▶ **What is needed**: Rename every "board-square" in the records below to "grid-square", keep all other text unchanged, and leave the pictures out of your answer.

══════

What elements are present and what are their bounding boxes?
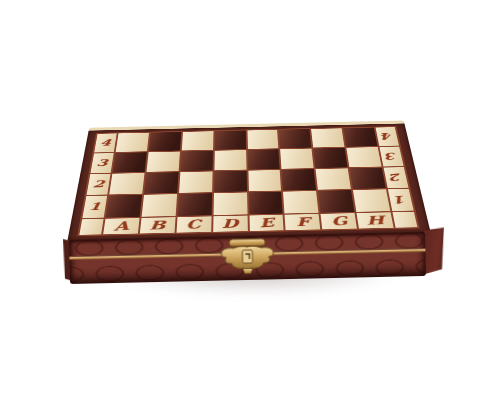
rank-label-left: 2 <box>87 174 111 195</box>
board-square <box>279 129 311 148</box>
rank-label-right: 4 <box>376 127 399 146</box>
rank-label-left-text: 1 <box>88 201 101 213</box>
rank-label-right-text: 3 <box>384 151 398 162</box>
file-label: E <box>249 215 284 231</box>
box-front-face <box>69 232 426 284</box>
board-square <box>181 131 213 150</box>
file-label: C <box>176 216 211 232</box>
board-top-face: 44332211ABCDEFGH <box>67 121 431 243</box>
rank-label-right: 3 <box>380 147 404 167</box>
board-square <box>248 192 282 215</box>
rank-label-left: 1 <box>82 196 106 218</box>
file-label-text: G <box>329 214 348 229</box>
file-label: F <box>285 214 321 230</box>
board-square <box>248 170 281 191</box>
file-label: A <box>103 218 139 234</box>
board-square <box>314 148 348 168</box>
board-square <box>350 168 386 189</box>
board-square <box>214 131 245 150</box>
chess-box: 44332211ABCDEFGH <box>58 94 442 291</box>
board-square <box>344 128 378 147</box>
board-square <box>281 149 314 169</box>
board-square <box>112 152 146 172</box>
file-label-text: E <box>258 216 274 231</box>
rank-label-right: 1 <box>388 189 413 211</box>
board-square <box>148 132 180 151</box>
board-grid: 44332211ABCDEFGH <box>77 126 420 236</box>
board-square <box>247 149 280 169</box>
product-photo: 44332211ABCDEFGH <box>0 0 500 400</box>
rank-label-right: 2 <box>384 167 409 188</box>
board-square <box>180 151 213 171</box>
board-square <box>282 169 316 190</box>
corner-cell <box>79 219 103 235</box>
box-right-face <box>424 228 445 274</box>
board-square <box>144 172 178 193</box>
board-square <box>177 193 211 216</box>
board-square <box>115 133 148 152</box>
board-square <box>146 152 179 172</box>
file-label: B <box>139 217 175 233</box>
brass-clasp-icon <box>210 235 285 281</box>
rank-label-right-text: 4 <box>380 131 394 142</box>
rank-label-right-text: 2 <box>389 172 404 184</box>
rank-label-left: 4 <box>94 133 116 152</box>
board-square <box>247 130 279 149</box>
board-square <box>109 173 144 194</box>
rank-label-left-text: 2 <box>92 178 105 189</box>
file-label-text: B <box>149 218 166 232</box>
board-square <box>347 147 382 167</box>
board-square <box>283 191 318 214</box>
file-label: G <box>321 213 357 229</box>
file-label-text: H <box>365 213 385 227</box>
rank-label-left-text: 4 <box>99 138 111 148</box>
board-square <box>214 150 246 170</box>
rank-label-left: 3 <box>90 153 113 173</box>
board-square <box>105 195 141 218</box>
file-label: D <box>213 215 248 231</box>
board-square <box>318 190 354 213</box>
file-label-text: A <box>114 219 129 234</box>
board-square <box>179 171 212 192</box>
corner-cell <box>393 212 418 228</box>
rank-label-left-text: 3 <box>96 158 109 169</box>
board-square <box>213 192 247 215</box>
board-square <box>353 189 390 212</box>
file-label-text: C <box>186 217 202 232</box>
file-label: H <box>357 212 394 228</box>
file-label-text: D <box>222 217 238 231</box>
file-label-text: F <box>295 215 309 229</box>
rank-label-right-text: 1 <box>393 194 408 206</box>
board-square <box>311 128 344 147</box>
board-square <box>214 171 247 192</box>
board-square <box>316 168 351 189</box>
board-square <box>141 194 176 217</box>
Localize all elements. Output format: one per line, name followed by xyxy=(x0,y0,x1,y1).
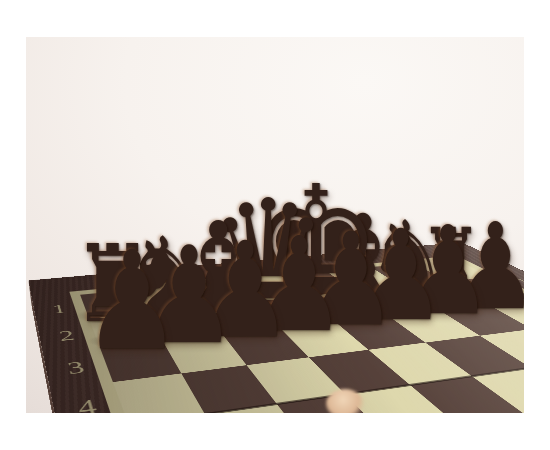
chess-set-photo: 1234 1 ♜♞♝♛♚♝♞♜♟♟♟♟♟♟♟♟ xyxy=(26,37,524,413)
pieces-layer: ♜♞♝♛♚♝♞♜♟♟♟♟♟♟♟♟ xyxy=(26,37,524,413)
page: { "game": "chess", "position": { "fen": … xyxy=(0,0,550,450)
pale-object xyxy=(326,389,364,413)
piece-a2-pawn: ♟ xyxy=(78,233,187,369)
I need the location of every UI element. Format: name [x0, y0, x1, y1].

══════

▶ **Complete answer**:
What elements are present and what are their bounding boxes?
rank-label-left: 2 <box>87 174 111 195</box>
grid-square <box>279 129 311 148</box>
rank-label-right: 4 <box>376 127 399 146</box>
rank-label-left-text: 1 <box>88 201 101 213</box>
rank-label-right-text: 3 <box>384 151 398 162</box>
file-label: E <box>249 215 284 231</box>
box-front-face <box>69 232 426 284</box>
grid-square <box>181 131 213 150</box>
file-label: C <box>176 216 211 232</box>
board-top-face: 44332211ABCDEFGH <box>67 121 431 243</box>
rank-label-right: 3 <box>380 147 404 167</box>
grid-square <box>248 192 282 215</box>
rank-label-left: 1 <box>82 196 106 218</box>
file-label-text: G <box>329 214 348 229</box>
file-label: F <box>285 214 321 230</box>
grid-square <box>248 170 281 191</box>
file-label: A <box>103 218 139 234</box>
grid-square <box>314 148 348 168</box>
grid-square <box>350 168 386 189</box>
grid-square <box>214 131 245 150</box>
chess-box: 44332211ABCDEFGH <box>58 94 442 291</box>
grid-square <box>344 128 378 147</box>
grid-square <box>281 149 314 169</box>
grid-square <box>112 152 146 172</box>
file-label-text: E <box>258 216 274 231</box>
rank-label-right: 1 <box>388 189 413 211</box>
grid-square <box>148 132 180 151</box>
board-grid: 44332211ABCDEFGH <box>77 126 420 236</box>
grid-square <box>247 149 280 169</box>
product-photo: 44332211ABCDEFGH <box>0 0 500 400</box>
rank-label-right: 2 <box>384 167 409 188</box>
grid-square <box>180 151 213 171</box>
grid-square <box>282 169 316 190</box>
corner-cell <box>79 219 103 235</box>
box-right-face <box>424 228 445 274</box>
grid-square <box>144 172 178 193</box>
grid-square <box>177 193 211 216</box>
grid-square <box>115 133 148 152</box>
grid-square <box>146 152 179 172</box>
file-label: B <box>139 217 175 233</box>
brass-clasp-icon <box>210 235 285 281</box>
rank-label-right-text: 4 <box>380 131 394 142</box>
rank-label-right-text: 2 <box>389 172 404 184</box>
rank-label-left: 4 <box>94 133 116 152</box>
grid-square <box>247 130 279 149</box>
grid-square <box>109 173 144 194</box>
rank-label-left-text: 2 <box>92 178 105 189</box>
file-label-text: B <box>149 218 166 232</box>
grid-square <box>347 147 382 167</box>
grid-square <box>283 191 318 214</box>
file-label: G <box>321 213 357 229</box>
file-label-text: H <box>365 213 385 227</box>
rank-label-left-text: 4 <box>99 138 111 148</box>
grid-square <box>214 150 246 170</box>
rank-label-left: 3 <box>90 153 113 173</box>
grid-square <box>105 195 141 218</box>
file-label: D <box>213 215 248 231</box>
grid-square <box>318 190 354 213</box>
file-label-text: A <box>114 219 129 234</box>
grid-square <box>179 171 212 192</box>
corner-cell <box>393 212 418 228</box>
rank-label-left-text: 3 <box>96 158 109 169</box>
grid-square <box>213 192 247 215</box>
grid-square <box>353 189 390 212</box>
file-label-text: C <box>186 217 202 232</box>
file-label: H <box>357 212 394 228</box>
file-label-text: D <box>222 217 238 231</box>
file-label-text: F <box>295 215 309 229</box>
rank-label-right-text: 1 <box>393 194 408 206</box>
grid-square <box>311 128 344 147</box>
grid-square <box>214 171 247 192</box>
grid-square <box>316 168 351 189</box>
grid-square <box>141 194 176 217</box>
Localize all elements. Output format: one per line, name followed by xyxy=(x0,y0,x1,y1).
chess-set-photo: 1234 1 ♜♞♝♛♚♝♞♜♟♟♟♟♟♟♟♟ xyxy=(26,37,524,413)
pieces-layer: ♜♞♝♛♚♝♞♜♟♟♟♟♟♟♟♟ xyxy=(26,37,524,413)
page: { "game": "chess", "position": { "fen": … xyxy=(0,0,550,450)
pale-object xyxy=(326,389,364,413)
piece-a2-pawn: ♟ xyxy=(78,233,187,369)
I need the location of every UI element. Format: name [x0, y0, x1, y1].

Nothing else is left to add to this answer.